=== TASK INSTRUCTIONS ===
Check each line of the records below and collect those that include the word "boundary".

** Start of DATA FOR THE TASK **

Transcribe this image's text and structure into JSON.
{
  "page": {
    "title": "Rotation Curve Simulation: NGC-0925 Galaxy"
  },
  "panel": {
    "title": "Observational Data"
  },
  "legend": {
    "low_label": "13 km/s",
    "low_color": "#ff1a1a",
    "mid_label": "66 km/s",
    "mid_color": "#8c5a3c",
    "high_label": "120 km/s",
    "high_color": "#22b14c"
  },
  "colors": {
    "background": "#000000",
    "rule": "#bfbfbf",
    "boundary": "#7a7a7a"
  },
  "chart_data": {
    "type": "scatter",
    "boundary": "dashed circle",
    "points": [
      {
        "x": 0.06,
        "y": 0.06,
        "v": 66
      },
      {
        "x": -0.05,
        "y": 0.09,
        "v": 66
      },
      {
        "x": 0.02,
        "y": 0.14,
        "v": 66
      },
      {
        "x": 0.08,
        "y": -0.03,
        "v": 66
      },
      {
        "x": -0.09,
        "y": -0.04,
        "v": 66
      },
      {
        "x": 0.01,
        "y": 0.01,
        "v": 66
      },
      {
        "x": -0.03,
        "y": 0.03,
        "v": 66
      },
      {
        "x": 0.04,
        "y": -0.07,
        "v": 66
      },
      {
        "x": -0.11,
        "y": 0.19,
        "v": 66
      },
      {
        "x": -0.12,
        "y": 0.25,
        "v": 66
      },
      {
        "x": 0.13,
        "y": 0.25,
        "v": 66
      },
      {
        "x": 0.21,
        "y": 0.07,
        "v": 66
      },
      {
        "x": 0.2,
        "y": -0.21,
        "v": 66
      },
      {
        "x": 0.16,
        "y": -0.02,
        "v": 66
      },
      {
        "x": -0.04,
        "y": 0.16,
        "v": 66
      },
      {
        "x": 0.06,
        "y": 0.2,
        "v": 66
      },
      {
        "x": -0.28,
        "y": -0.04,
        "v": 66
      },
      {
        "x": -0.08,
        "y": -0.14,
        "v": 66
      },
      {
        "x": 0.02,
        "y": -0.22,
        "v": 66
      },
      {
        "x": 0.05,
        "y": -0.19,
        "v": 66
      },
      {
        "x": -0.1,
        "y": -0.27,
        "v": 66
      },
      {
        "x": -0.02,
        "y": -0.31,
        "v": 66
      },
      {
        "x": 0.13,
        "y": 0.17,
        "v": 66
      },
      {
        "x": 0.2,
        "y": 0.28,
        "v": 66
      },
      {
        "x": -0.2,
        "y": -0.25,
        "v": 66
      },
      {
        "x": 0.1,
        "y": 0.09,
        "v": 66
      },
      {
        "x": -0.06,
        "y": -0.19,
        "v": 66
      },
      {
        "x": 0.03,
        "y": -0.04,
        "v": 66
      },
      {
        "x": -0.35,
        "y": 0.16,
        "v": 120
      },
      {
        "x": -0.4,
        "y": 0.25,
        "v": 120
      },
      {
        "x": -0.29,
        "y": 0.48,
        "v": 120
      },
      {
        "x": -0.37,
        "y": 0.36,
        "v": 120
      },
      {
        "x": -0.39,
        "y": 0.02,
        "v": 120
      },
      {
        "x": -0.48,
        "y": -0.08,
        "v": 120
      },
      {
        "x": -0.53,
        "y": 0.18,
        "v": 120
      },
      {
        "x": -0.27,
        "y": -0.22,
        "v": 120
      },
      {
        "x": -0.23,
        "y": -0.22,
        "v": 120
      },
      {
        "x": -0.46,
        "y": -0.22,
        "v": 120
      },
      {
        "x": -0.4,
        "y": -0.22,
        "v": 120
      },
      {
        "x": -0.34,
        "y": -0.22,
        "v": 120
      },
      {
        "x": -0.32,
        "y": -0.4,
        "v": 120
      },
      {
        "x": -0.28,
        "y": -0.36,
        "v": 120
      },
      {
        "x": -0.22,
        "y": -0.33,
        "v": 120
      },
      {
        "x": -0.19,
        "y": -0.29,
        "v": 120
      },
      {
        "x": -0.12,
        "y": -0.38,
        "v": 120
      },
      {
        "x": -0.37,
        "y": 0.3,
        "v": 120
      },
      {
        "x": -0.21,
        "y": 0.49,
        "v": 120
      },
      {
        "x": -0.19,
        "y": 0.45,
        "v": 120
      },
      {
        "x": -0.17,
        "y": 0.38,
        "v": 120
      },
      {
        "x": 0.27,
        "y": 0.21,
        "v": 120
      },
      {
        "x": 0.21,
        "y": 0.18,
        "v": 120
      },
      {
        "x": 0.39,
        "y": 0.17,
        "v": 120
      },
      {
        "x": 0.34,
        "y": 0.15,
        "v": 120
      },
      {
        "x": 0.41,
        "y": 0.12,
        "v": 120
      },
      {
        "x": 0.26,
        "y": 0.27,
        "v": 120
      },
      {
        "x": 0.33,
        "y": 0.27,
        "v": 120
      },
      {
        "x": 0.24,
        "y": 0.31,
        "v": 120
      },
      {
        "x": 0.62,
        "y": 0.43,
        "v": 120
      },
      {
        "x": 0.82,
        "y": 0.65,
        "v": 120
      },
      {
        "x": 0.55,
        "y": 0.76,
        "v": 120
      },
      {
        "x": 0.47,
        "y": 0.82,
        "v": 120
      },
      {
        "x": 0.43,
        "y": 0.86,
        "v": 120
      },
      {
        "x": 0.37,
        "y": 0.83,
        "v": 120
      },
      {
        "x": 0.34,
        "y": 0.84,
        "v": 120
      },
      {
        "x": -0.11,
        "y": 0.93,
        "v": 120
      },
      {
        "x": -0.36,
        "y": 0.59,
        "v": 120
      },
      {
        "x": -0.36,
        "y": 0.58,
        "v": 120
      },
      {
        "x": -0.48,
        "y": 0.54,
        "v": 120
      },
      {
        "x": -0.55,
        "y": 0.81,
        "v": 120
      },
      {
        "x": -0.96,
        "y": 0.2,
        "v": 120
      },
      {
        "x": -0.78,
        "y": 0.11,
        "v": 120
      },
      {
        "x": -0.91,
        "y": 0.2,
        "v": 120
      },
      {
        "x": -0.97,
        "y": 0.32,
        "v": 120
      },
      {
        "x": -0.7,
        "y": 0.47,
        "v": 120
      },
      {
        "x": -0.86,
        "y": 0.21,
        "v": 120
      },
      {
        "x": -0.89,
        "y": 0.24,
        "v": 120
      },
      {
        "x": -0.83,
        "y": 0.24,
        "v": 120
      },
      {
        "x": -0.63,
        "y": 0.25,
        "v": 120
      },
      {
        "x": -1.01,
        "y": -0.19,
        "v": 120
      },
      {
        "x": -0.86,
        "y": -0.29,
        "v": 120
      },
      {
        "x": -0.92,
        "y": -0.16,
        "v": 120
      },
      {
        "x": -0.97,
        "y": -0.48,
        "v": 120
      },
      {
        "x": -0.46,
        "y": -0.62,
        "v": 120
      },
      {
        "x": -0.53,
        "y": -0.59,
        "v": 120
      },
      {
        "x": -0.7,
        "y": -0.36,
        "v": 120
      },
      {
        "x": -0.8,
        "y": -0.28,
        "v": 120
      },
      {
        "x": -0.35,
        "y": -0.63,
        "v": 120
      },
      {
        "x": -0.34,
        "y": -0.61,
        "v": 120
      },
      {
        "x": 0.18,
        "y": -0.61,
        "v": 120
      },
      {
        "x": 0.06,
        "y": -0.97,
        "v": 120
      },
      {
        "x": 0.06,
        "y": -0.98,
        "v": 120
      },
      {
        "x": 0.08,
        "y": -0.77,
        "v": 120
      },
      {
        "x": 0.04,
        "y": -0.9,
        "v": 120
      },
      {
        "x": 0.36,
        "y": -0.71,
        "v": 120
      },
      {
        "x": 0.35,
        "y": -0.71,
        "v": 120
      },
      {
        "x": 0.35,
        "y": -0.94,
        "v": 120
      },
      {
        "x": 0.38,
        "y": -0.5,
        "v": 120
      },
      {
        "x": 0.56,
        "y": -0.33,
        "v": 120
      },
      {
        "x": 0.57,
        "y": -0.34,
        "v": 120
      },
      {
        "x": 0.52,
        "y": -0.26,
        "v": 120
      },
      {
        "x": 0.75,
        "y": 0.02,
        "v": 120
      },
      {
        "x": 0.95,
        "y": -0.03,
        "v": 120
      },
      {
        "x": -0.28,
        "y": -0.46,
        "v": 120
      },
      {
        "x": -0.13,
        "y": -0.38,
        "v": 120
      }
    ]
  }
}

** End of DATA FOR THE TASK **

=== ANSWER FOR THIS EXERCISE ===
    "boundary": "#7a7a7a"
    "boundary": "dashed circle",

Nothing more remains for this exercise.